Extract ▸
KNOXVILLE, Tenn. — An East Tennessee man convicted of sexually abusing an underage girl has lost his bid for a new trial, unable to convince a judge that his original lawyer made multiple mistakes and that new evidence raised doubts about his guilt.
David Richards, 45, a former Lenoir City pastor and foster dad, is serving a 12-year sentence in the Tennessee prison system for sexual battery, rape and statutory rape by an authority figure.
A Knox County Criminal Court jury convicted him in 2019. Judge Steve Sword imposed sentence.
Richards was represented at trial by veteran attorney Gregg Harrison, a former Knox County prosecutor now in private practice.
Richards hired veteran defense attorney Stephen Ross Johnson, whose work in the field has included founding a local chapter of a group that seeks to overturn wrongful convictions through strategies such as genetic evidence.
Richards, through Johnson, wanted to throw out his convictions and get a new trial.
This year Johnson presented what he argued was evidence of multiple failures by Harrison to challenge state evidence or investigate his client's case adequately.
Richards also argued new information had been discovered recently about the victim's cellphone, semen -- human or canine -- found in the victim's room and the background of a Tennessee Bureau of Investigation forensic analyst, Amory Cannon, who reviewed genetic evidence in the case and testified against Richards at trial.
The judge heard the evidence this summer in multiple hearings. He issued his ruling Monday.
Sword said he was unconvinced Harrison had let Richards down while representing him.
For example, while the TBI employee's background and reason for abrupt departure from the agency in 2016 could have been probed, Harrison used her testimony to cast doubts on the victim's allegations. It was a strategic decision, Sword wrote.

What to do ▸
Decide whether each statement agrees with the news report about the new-trial ruling. Answer yes or no, and quote the words of the report that settle it. (a) A Knox County Criminal Court jury convicted Richards in 2019. (b) Gregg Harrison founded a local chapter of a group that seeks to overturn wrongful convictions. (c) The judge issued his ruling on a Friday. The material here has nothing to do with the news report.

Data to examine ▸
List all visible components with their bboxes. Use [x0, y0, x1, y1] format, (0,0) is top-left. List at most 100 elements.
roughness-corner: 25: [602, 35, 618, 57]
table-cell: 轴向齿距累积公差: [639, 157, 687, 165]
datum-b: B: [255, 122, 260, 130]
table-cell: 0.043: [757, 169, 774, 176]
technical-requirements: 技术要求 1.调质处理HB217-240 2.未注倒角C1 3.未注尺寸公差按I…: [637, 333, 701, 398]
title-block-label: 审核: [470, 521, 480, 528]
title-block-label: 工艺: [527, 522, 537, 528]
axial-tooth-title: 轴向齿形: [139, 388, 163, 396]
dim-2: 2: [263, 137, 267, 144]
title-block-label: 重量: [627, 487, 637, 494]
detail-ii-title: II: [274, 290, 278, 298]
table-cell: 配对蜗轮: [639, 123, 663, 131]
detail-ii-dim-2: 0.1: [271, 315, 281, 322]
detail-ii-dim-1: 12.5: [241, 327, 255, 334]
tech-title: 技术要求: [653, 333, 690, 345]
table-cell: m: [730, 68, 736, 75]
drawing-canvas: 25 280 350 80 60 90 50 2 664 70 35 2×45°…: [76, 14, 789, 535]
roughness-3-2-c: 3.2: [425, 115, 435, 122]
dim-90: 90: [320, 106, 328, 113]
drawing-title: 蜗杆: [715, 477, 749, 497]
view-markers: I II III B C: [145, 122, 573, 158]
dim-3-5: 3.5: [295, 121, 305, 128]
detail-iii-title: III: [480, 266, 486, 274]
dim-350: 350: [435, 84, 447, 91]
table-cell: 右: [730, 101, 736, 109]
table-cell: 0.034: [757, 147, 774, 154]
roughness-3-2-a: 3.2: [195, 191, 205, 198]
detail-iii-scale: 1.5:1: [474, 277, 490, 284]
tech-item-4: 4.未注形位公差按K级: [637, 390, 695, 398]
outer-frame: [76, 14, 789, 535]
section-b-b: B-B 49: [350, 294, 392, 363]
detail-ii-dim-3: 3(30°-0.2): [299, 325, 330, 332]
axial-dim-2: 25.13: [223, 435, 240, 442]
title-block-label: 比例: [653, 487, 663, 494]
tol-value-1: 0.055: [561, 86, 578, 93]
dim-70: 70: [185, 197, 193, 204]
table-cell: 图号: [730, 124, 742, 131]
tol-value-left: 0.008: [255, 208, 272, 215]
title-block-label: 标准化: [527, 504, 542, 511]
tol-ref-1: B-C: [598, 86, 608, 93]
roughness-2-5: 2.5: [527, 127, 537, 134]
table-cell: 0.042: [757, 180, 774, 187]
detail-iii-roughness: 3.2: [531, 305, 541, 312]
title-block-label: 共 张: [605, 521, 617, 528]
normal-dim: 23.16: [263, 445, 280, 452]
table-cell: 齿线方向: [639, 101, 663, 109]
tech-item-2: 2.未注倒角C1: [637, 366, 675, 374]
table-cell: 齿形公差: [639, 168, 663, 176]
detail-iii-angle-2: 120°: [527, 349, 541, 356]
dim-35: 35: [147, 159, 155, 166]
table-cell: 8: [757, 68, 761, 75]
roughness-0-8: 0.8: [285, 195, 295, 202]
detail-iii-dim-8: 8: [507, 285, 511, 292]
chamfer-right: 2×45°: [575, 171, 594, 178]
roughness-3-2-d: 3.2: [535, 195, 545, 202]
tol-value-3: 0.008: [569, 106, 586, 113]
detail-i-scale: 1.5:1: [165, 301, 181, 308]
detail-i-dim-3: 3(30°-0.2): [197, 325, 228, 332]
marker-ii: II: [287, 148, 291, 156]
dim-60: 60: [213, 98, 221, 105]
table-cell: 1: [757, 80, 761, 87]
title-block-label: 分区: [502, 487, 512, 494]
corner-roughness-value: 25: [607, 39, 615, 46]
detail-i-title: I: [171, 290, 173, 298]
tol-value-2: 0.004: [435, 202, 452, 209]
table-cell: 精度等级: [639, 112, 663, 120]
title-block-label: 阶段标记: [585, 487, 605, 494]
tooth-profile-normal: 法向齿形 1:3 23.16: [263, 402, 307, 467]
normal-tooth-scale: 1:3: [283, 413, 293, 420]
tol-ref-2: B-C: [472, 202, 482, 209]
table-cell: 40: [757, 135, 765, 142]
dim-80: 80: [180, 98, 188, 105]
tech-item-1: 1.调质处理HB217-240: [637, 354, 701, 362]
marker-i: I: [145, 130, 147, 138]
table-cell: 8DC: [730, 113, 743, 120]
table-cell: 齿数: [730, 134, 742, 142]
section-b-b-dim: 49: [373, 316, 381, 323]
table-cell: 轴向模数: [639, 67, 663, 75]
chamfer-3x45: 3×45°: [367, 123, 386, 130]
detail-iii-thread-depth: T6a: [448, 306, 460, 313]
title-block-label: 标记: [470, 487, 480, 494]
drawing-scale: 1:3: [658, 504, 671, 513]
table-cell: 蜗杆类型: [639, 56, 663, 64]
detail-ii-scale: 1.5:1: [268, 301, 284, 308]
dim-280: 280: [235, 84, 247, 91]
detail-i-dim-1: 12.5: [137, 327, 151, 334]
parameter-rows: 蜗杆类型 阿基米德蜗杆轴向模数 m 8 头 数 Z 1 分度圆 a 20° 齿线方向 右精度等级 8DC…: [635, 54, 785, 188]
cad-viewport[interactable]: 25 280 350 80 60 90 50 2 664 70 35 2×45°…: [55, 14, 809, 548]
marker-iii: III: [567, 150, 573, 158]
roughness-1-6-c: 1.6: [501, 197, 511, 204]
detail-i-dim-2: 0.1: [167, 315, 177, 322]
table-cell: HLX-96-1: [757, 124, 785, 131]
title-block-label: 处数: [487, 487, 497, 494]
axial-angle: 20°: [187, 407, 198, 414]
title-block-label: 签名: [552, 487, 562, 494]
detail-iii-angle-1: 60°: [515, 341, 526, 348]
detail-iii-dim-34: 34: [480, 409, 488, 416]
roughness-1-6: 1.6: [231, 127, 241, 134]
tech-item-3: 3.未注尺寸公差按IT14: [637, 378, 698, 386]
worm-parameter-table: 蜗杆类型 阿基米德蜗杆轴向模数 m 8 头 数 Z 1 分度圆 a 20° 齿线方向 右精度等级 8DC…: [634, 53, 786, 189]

Answer box ▸
(a) Yes: "A Knox County Criminal Court jury convicted him in 2019."
(b) No: "Richards hired veteran defense attorney Stephen Ross Johnson, whose work in the field has included founding a local chapter of a group that seeks to overturn wrongful convictions"
(c) No: "He issued his ruling Monday."